-- BEGIN --

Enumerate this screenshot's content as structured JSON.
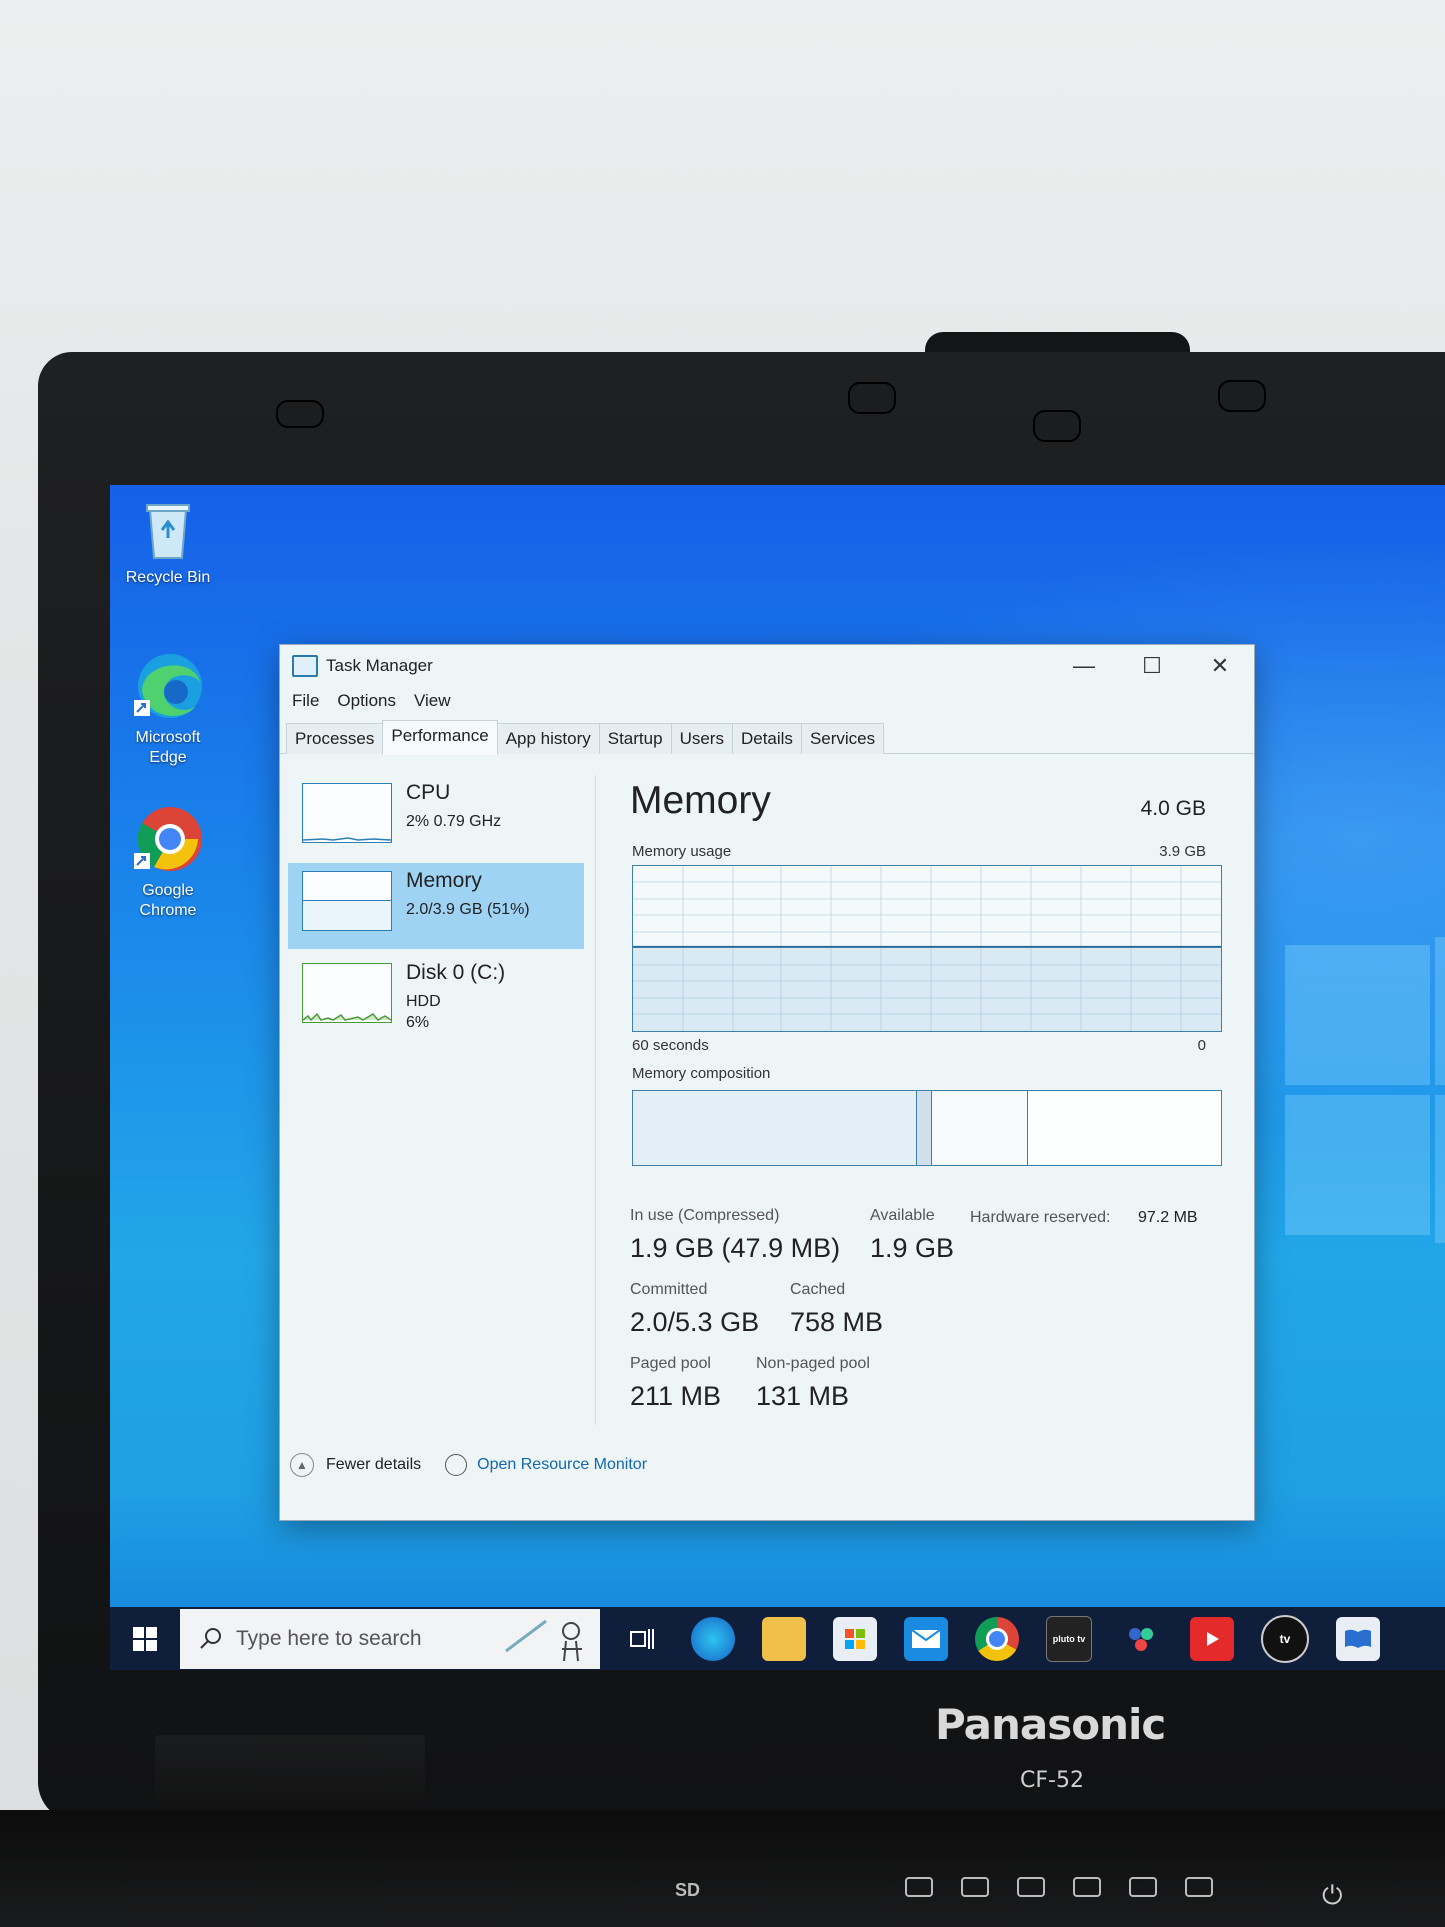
{
  "desktop": {
    "icons": [
      {
        "label_line1": "Recycle Bin",
        "label_line2": ""
      },
      {
        "label_line1": "Microsoft",
        "label_line2": "Edge"
      },
      {
        "label_line1": "Google",
        "label_line2": "Chrome"
      }
    ]
  },
  "window": {
    "title": "Task Manager",
    "controls": {
      "minimize": "—",
      "maximize": "☐",
      "close": "✕"
    },
    "menu": [
      "File",
      "Options",
      "View"
    ],
    "tabs": [
      "Processes",
      "Performance",
      "App history",
      "Startup",
      "Users",
      "Details",
      "Services"
    ],
    "active_tab": "Performance"
  },
  "sidebar": {
    "items": [
      {
        "name": "CPU",
        "line1": "2%  0.79 GHz",
        "line2": "",
        "selected": false
      },
      {
        "name": "Memory",
        "line1": "2.0/3.9 GB (51%)",
        "line2": "",
        "selected": true
      },
      {
        "name": "Disk 0 (C:)",
        "line1": "HDD",
        "line2": "6%",
        "selected": false
      }
    ]
  },
  "memory": {
    "title": "Memory",
    "total": "4.0 GB",
    "usage_label": "Memory usage",
    "usage_max": "3.9 GB",
    "usage_fraction": 0.51,
    "x_left": "60 seconds",
    "x_right": "0",
    "composition_label": "Memory composition",
    "stats": {
      "in_use_label": "In use (Compressed)",
      "in_use_value": "1.9 GB (47.9 MB)",
      "available_label": "Available",
      "available_value": "1.9 GB",
      "hw_reserved_label": "Hardware reserved:",
      "hw_reserved_value": "97.2 MB",
      "committed_label": "Committed",
      "committed_value": "2.0/5.3 GB",
      "cached_label": "Cached",
      "cached_value": "758 MB",
      "paged_label": "Paged pool",
      "paged_value": "211 MB",
      "nonpaged_label": "Non-paged pool",
      "nonpaged_value": "131 MB"
    }
  },
  "footer": {
    "fewer_details": "Fewer details",
    "open_resource_monitor": "Open Resource Monitor"
  },
  "taskbar": {
    "search_placeholder": "Type here to search",
    "store_badge": "pluto tv",
    "tv_badge": "tv"
  },
  "device": {
    "brand": "Panasonic",
    "model": "CF-52",
    "sd_label": "SD"
  },
  "colors": {
    "accent": "#1467b0",
    "selected_item": "#9fd3f4",
    "graph_border": "#3f7fa8"
  }
}
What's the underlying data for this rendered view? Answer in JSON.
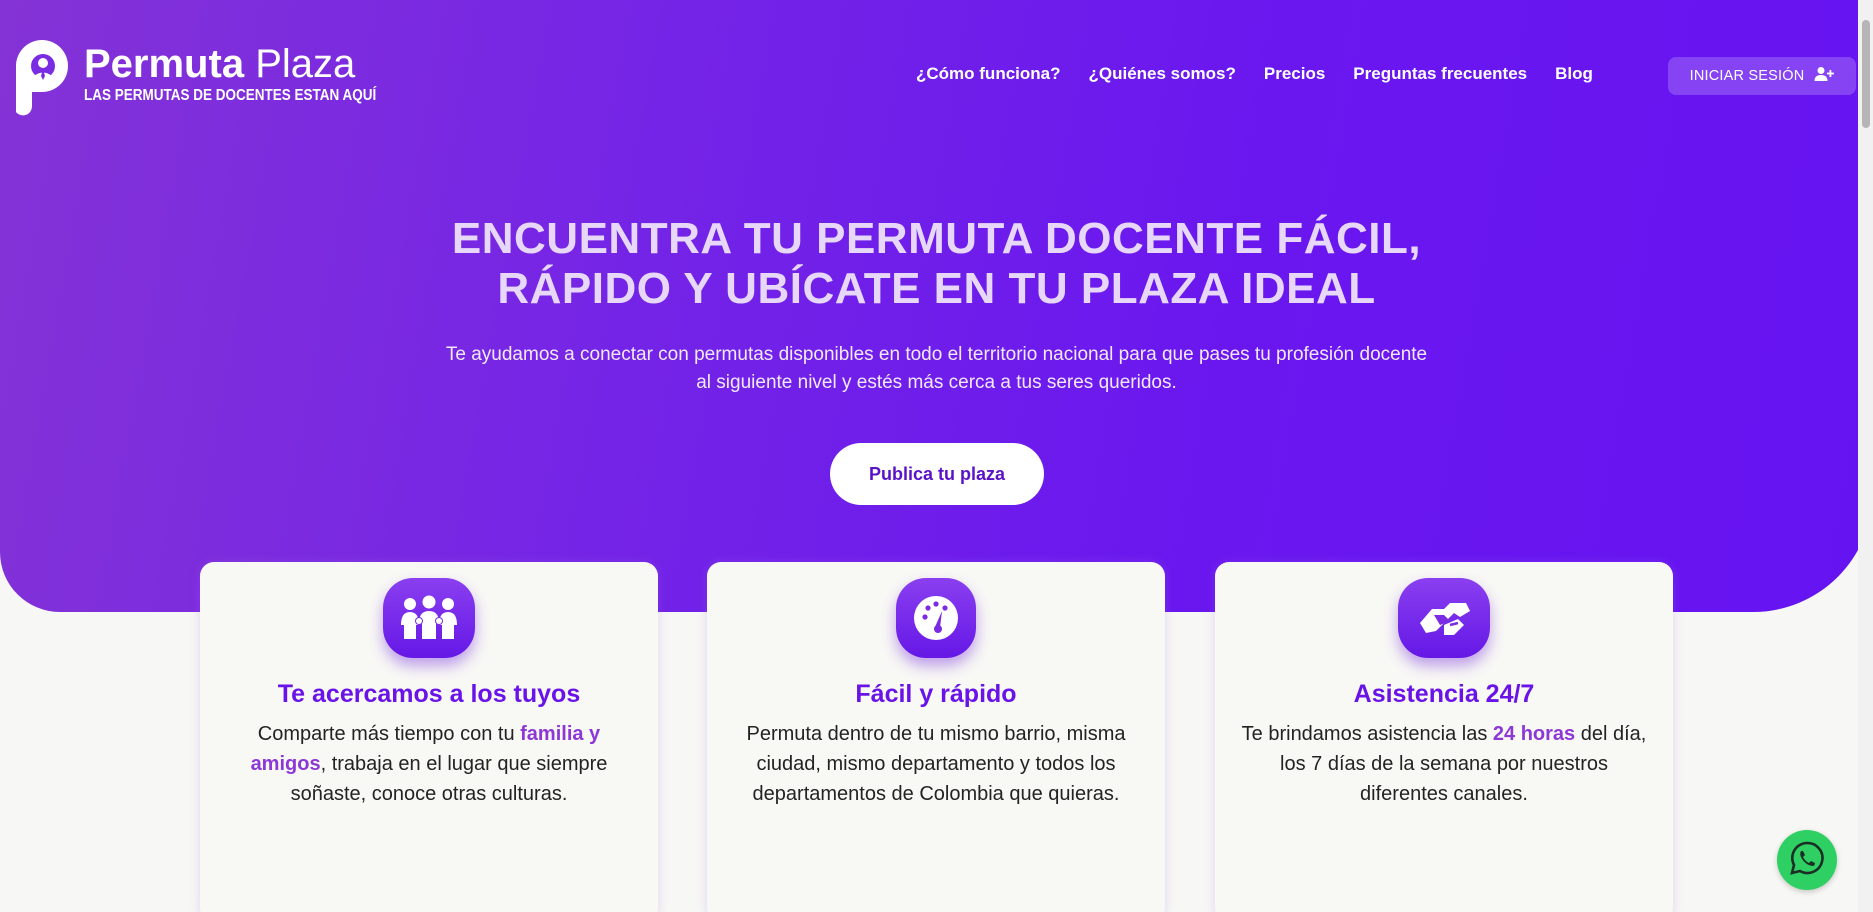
{
  "header": {
    "logo_bold": "Permuta",
    "logo_light": "Plaza",
    "tagline": "LAS PERMUTAS DE DOCENTES ESTAN AQUÍ",
    "nav": [
      {
        "label": "¿Cómo funciona?"
      },
      {
        "label": "¿Quiénes somos?"
      },
      {
        "label": "Precios"
      },
      {
        "label": "Preguntas frecuentes"
      },
      {
        "label": "Blog"
      }
    ],
    "login_label": "INICIAR SESIÓN"
  },
  "hero": {
    "title_line1": "ENCUENTRA TU PERMUTA DOCENTE FÁCIL,",
    "title_line2": "RÁPIDO Y UBÍCATE EN TU PLAZA IDEAL",
    "subtitle_line1": "Te ayudamos a conectar con permutas disponibles en todo el territorio nacional para que pases tu profesión docente",
    "subtitle_line2": "al siguiente nivel y estés más cerca a tus seres queridos.",
    "cta_label": "Publica tu plaza"
  },
  "cards": [
    {
      "icon": "family-icon",
      "title": "Te acercamos a los tuyos",
      "text_before": "Comparte más tiempo con tu ",
      "highlight": "familia y amigos",
      "text_after": ", trabaja en el lugar que siempre soñaste, conoce otras culturas."
    },
    {
      "icon": "speedometer-icon",
      "title": "Fácil y rápido",
      "text": "Permuta dentro de tu mismo barrio, misma ciudad, mismo departamento y todos los departamentos de Colombia que quieras."
    },
    {
      "icon": "handshake-icon",
      "title": "Asistencia 24/7",
      "text_before": "Te brindamos asistencia las ",
      "highlight": "24 horas",
      "text_after": " del día, los 7 días de la semana por nuestros diferentes canales."
    }
  ],
  "colors": {
    "hero_start": "#8433d6",
    "hero_end": "#6613f2",
    "accent": "#6a13e8",
    "highlight": "#8d38d6",
    "whatsapp": "#2fd063"
  }
}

-- END --

:: Work to be completed ::
Without including the pictures, reproduce all entries exactly.

:: Answer for the task ::
Enumerate this screenshot's content as structured JSON.
{
  "desktop": {
    "icons": [
      {
        "label_line1": "Recycle Bin",
        "label_line2": ""
      },
      {
        "label_line1": "Microsoft",
        "label_line2": "Edge"
      },
      {
        "label_line1": "Google",
        "label_line2": "Chrome"
      }
    ]
  },
  "window": {
    "title": "Task Manager",
    "controls": {
      "minimize": "—",
      "maximize": "☐",
      "close": "✕"
    },
    "menu": [
      "File",
      "Options",
      "View"
    ],
    "tabs": [
      "Processes",
      "Performance",
      "App history",
      "Startup",
      "Users",
      "Details",
      "Services"
    ],
    "active_tab": "Performance"
  },
  "sidebar": {
    "items": [
      {
        "name": "CPU",
        "line1": "2%  0.79 GHz",
        "line2": "",
        "selected": false
      },
      {
        "name": "Memory",
        "line1": "2.0/3.9 GB (51%)",
        "line2": "",
        "selected": true
      },
      {
        "name": "Disk 0 (C:)",
        "line1": "HDD",
        "line2": "6%",
        "selected": false
      }
    ]
  },
  "memory": {
    "title": "Memory",
    "total": "4.0 GB",
    "usage_label": "Memory usage",
    "usage_max": "3.9 GB",
    "usage_fraction": 0.51,
    "x_left": "60 seconds",
    "x_right": "0",
    "composition_label": "Memory composition",
    "stats": {
      "in_use_label": "In use (Compressed)",
      "in_use_value": "1.9 GB (47.9 MB)",
      "available_label": "Available",
      "available_value": "1.9 GB",
      "hw_reserved_label": "Hardware reserved:",
      "hw_reserved_value": "97.2 MB",
      "committed_label": "Committed",
      "committed_value": "2.0/5.3 GB",
      "cached_label": "Cached",
      "cached_value": "758 MB",
      "paged_label": "Paged pool",
      "paged_value": "211 MB",
      "nonpaged_label": "Non-paged pool",
      "nonpaged_value": "131 MB"
    }
  },
  "footer": {
    "fewer_details": "Fewer details",
    "open_resource_monitor": "Open Resource Monitor"
  },
  "taskbar": {
    "search_placeholder": "Type here to search",
    "store_badge": "pluto tv",
    "tv_badge": "tv"
  },
  "device": {
    "brand": "Panasonic",
    "model": "CF-52",
    "sd_label": "SD"
  },
  "colors": {
    "accent": "#1467b0",
    "selected_item": "#9fd3f4",
    "graph_border": "#3f7fa8"
  }
}
What's the underlying data for this rendered view? Answer in JSON.
{
  "header": {
    "logo_bold": "Permuta",
    "logo_light": "Plaza",
    "tagline": "LAS PERMUTAS DE DOCENTES ESTAN AQUÍ",
    "nav": [
      {
        "label": "¿Cómo funciona?"
      },
      {
        "label": "¿Quiénes somos?"
      },
      {
        "label": "Precios"
      },
      {
        "label": "Preguntas frecuentes"
      },
      {
        "label": "Blog"
      }
    ],
    "login_label": "INICIAR SESIÓN"
  },
  "hero": {
    "title_line1": "ENCUENTRA TU PERMUTA DOCENTE FÁCIL,",
    "title_line2": "RÁPIDO Y UBÍCATE EN TU PLAZA IDEAL",
    "subtitle_line1": "Te ayudamos a conectar con permutas disponibles en todo el territorio nacional para que pases tu profesión docente",
    "subtitle_line2": "al siguiente nivel y estés más cerca a tus seres queridos.",
    "cta_label": "Publica tu plaza"
  },
  "cards": [
    {
      "icon": "family-icon",
      "title": "Te acercamos a los tuyos",
      "text_before": "Comparte más tiempo con tu ",
      "highlight": "familia y amigos",
      "text_after": ", trabaja en el lugar que siempre soñaste, conoce otras culturas."
    },
    {
      "icon": "speedometer-icon",
      "title": "Fácil y rápido",
      "text": "Permuta dentro de tu mismo barrio, misma ciudad, mismo departamento y todos los departamentos de Colombia que quieras."
    },
    {
      "icon": "handshake-icon",
      "title": "Asistencia 24/7",
      "text_before": "Te brindamos asistencia las ",
      "highlight": "24 horas",
      "text_after": " del día, los 7 días de la semana por nuestros diferentes canales."
    }
  ],
  "colors": {
    "hero_start": "#8433d6",
    "hero_end": "#6613f2",
    "accent": "#6a13e8",
    "highlight": "#8d38d6",
    "whatsapp": "#2fd063"
  }
}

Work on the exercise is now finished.